##### Data for this exercise
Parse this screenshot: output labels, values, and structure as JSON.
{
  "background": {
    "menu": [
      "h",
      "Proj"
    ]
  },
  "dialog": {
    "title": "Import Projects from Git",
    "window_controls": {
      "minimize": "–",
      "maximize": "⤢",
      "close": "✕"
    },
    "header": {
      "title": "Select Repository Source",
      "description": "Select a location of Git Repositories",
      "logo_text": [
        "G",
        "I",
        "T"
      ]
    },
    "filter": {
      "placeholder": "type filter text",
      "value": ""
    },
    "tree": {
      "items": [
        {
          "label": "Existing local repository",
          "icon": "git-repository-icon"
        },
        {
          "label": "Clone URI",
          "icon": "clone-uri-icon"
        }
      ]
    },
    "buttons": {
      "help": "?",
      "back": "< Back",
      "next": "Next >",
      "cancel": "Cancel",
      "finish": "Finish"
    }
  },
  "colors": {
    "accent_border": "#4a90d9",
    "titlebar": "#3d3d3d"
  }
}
##########
* **What is required**: Your task is to output all of the data above word for word.

* **Result for this exercise**:
Parse this screenshot: output labels, values, and structure as JSON.
{
  "background": {
    "menu": [
      "h",
      "Proj"
    ]
  },
  "dialog": {
    "title": "Import Projects from Git",
    "window_controls": {
      "minimize": "–",
      "maximize": "⤢",
      "close": "✕"
    },
    "header": {
      "title": "Select Repository Source",
      "description": "Select a location of Git Repositories",
      "logo_text": [
        "G",
        "I",
        "T"
      ]
    },
    "filter": {
      "placeholder": "type filter text",
      "value": ""
    },
    "tree": {
      "items": [
        {
          "label": "Existing local repository",
          "icon": "git-repository-icon"
        },
        {
          "label": "Clone URI",
          "icon": "clone-uri-icon"
        }
      ]
    },
    "buttons": {
      "help": "?",
      "back": "< Back",
      "next": "Next >",
      "cancel": "Cancel",
      "finish": "Finish"
    }
  },
  "colors": {
    "accent_border": "#4a90d9",
    "titlebar": "#3d3d3d"
  }
}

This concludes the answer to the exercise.